→ **The records**:
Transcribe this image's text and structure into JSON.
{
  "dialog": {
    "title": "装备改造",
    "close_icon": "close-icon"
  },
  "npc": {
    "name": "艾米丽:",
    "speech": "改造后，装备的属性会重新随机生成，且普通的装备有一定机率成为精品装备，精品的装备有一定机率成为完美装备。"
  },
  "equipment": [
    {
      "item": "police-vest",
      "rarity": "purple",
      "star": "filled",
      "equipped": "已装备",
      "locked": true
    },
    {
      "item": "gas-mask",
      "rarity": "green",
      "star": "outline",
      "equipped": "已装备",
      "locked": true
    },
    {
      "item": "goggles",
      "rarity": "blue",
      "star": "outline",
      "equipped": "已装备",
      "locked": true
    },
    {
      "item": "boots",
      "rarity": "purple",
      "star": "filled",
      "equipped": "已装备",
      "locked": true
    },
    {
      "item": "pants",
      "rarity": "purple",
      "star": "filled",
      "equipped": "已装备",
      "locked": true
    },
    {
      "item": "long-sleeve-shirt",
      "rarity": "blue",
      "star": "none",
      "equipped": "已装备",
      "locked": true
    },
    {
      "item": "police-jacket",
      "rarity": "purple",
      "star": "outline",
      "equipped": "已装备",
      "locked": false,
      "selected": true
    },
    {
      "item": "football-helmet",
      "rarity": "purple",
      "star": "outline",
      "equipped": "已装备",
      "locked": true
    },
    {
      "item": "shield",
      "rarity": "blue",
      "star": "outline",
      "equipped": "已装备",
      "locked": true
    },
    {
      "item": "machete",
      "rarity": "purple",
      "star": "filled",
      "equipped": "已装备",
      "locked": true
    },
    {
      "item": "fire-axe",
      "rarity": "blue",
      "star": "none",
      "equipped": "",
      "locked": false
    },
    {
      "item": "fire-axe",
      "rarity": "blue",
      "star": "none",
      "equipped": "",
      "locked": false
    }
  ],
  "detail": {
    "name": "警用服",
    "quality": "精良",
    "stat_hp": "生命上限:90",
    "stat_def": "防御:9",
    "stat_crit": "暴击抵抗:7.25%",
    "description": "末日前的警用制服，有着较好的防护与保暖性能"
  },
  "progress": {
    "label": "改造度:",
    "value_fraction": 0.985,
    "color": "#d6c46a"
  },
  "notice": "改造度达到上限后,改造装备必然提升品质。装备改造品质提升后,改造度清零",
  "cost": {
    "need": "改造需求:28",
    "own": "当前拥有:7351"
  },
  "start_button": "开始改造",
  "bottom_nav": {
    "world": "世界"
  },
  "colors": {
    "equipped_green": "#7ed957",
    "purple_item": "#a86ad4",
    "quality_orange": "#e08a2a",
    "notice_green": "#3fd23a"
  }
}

→ **Problem details**:
Quote every entry exactly.

→ **Written reply**:
Transcribe this image's text and structure into JSON.
{
  "dialog": {
    "title": "装备改造",
    "close_icon": "close-icon"
  },
  "npc": {
    "name": "艾米丽:",
    "speech": "改造后，装备的属性会重新随机生成，且普通的装备有一定机率成为精品装备，精品的装备有一定机率成为完美装备。"
  },
  "equipment": [
    {
      "item": "police-vest",
      "rarity": "purple",
      "star": "filled",
      "equipped": "已装备",
      "locked": true
    },
    {
      "item": "gas-mask",
      "rarity": "green",
      "star": "outline",
      "equipped": "已装备",
      "locked": true
    },
    {
      "item": "goggles",
      "rarity": "blue",
      "star": "outline",
      "equipped": "已装备",
      "locked": true
    },
    {
      "item": "boots",
      "rarity": "purple",
      "star": "filled",
      "equipped": "已装备",
      "locked": true
    },
    {
      "item": "pants",
      "rarity": "purple",
      "star": "filled",
      "equipped": "已装备",
      "locked": true
    },
    {
      "item": "long-sleeve-shirt",
      "rarity": "blue",
      "star": "none",
      "equipped": "已装备",
      "locked": true
    },
    {
      "item": "police-jacket",
      "rarity": "purple",
      "star": "outline",
      "equipped": "已装备",
      "locked": false,
      "selected": true
    },
    {
      "item": "football-helmet",
      "rarity": "purple",
      "star": "outline",
      "equipped": "已装备",
      "locked": true
    },
    {
      "item": "shield",
      "rarity": "blue",
      "star": "outline",
      "equipped": "已装备",
      "locked": true
    },
    {
      "item": "machete",
      "rarity": "purple",
      "star": "filled",
      "equipped": "已装备",
      "locked": true
    },
    {
      "item": "fire-axe",
      "rarity": "blue",
      "star": "none",
      "equipped": "",
      "locked": false
    },
    {
      "item": "fire-axe",
      "rarity": "blue",
      "star": "none",
      "equipped": "",
      "locked": false
    }
  ],
  "detail": {
    "name": "警用服",
    "quality": "精良",
    "stat_hp": "生命上限:90",
    "stat_def": "防御:9",
    "stat_crit": "暴击抵抗:7.25%",
    "description": "末日前的警用制服，有着较好的防护与保暖性能"
  },
  "progress": {
    "label": "改造度:",
    "value_fraction": 0.985,
    "color": "#d6c46a"
  },
  "notice": "改造度达到上限后,改造装备必然提升品质。装备改造品质提升后,改造度清零",
  "cost": {
    "need": "改造需求:28",
    "own": "当前拥有:7351"
  },
  "start_button": "开始改造",
  "bottom_nav": {
    "world": "世界"
  },
  "colors": {
    "equipped_green": "#7ed957",
    "purple_item": "#a86ad4",
    "quality_orange": "#e08a2a",
    "notice_green": "#3fd23a"
  }
}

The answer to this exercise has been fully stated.